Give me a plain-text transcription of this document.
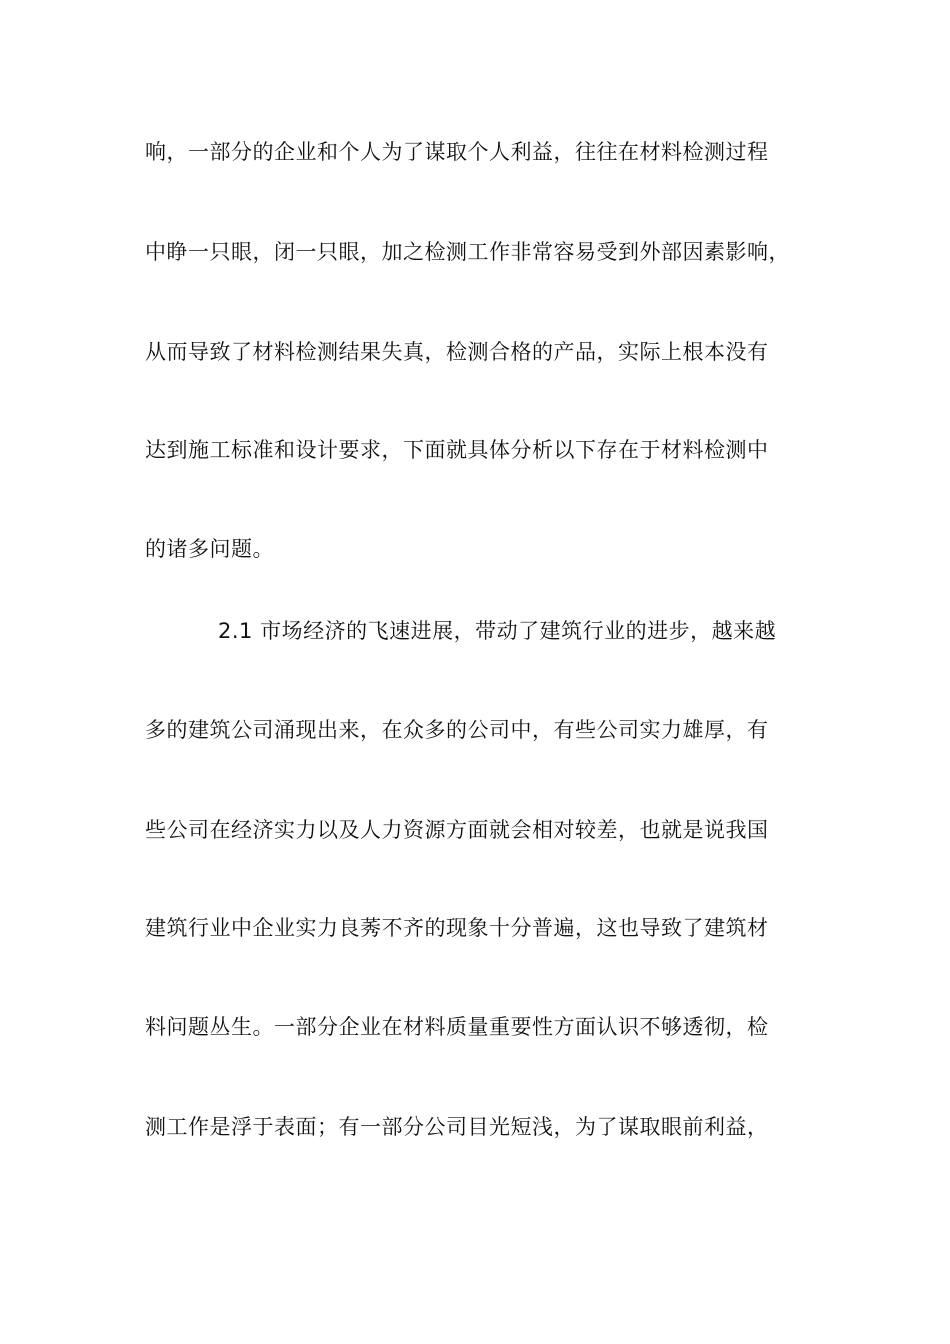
响，一部分的企业和个人为了谋取个人利益，往往在材料检测过程
中睁一只眼，闭一只眼，加之检测工作非常容易受到外部因素影响，
从而导致了材料检测结果失真，检测合格的产品，实际上根本没有
达到施工标准和设计要求，下面就具体分析以下存在于材料检测中
的诸多问题。
2.1 市场经济的飞速进展，带动了建筑行业的进步，越来越
多的建筑公司涌现出来，在众多的公司中，有些公司实力雄厚，有
些公司在经济实力以及人力资源方面就会相对较差，也就是说我国
建筑行业中企业实力良莠不齐的现象十分普遍，这也导致了建筑材
料问题丛生。一部分企业在材料质量重要性方面认识不够透彻，检
测工作是浮于表面；有一部分公司目光短浅，为了谋取眼前利益，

=-=-=-=-=

Repeat the entries exactly. Pictures are excluded from the copy.

§ **Result of this task**:
Give me a plain-text transcription of this document.
响，一部分的企业和个人为了谋取个人利益，往往在材料检测过程
中睁一只眼，闭一只眼，加之检测工作非常容易受到外部因素影响，
从而导致了材料检测结果失真，检测合格的产品，实际上根本没有
达到施工标准和设计要求，下面就具体分析以下存在于材料检测中
的诸多问题。
2.1 市场经济的飞速进展，带动了建筑行业的进步，越来越
多的建筑公司涌现出来，在众多的公司中，有些公司实力雄厚，有
些公司在经济实力以及人力资源方面就会相对较差，也就是说我国
建筑行业中企业实力良莠不齐的现象十分普遍，这也导致了建筑材
料问题丛生。一部分企业在材料质量重要性方面认识不够透彻，检
测工作是浮于表面；有一部分公司目光短浅，为了谋取眼前利益，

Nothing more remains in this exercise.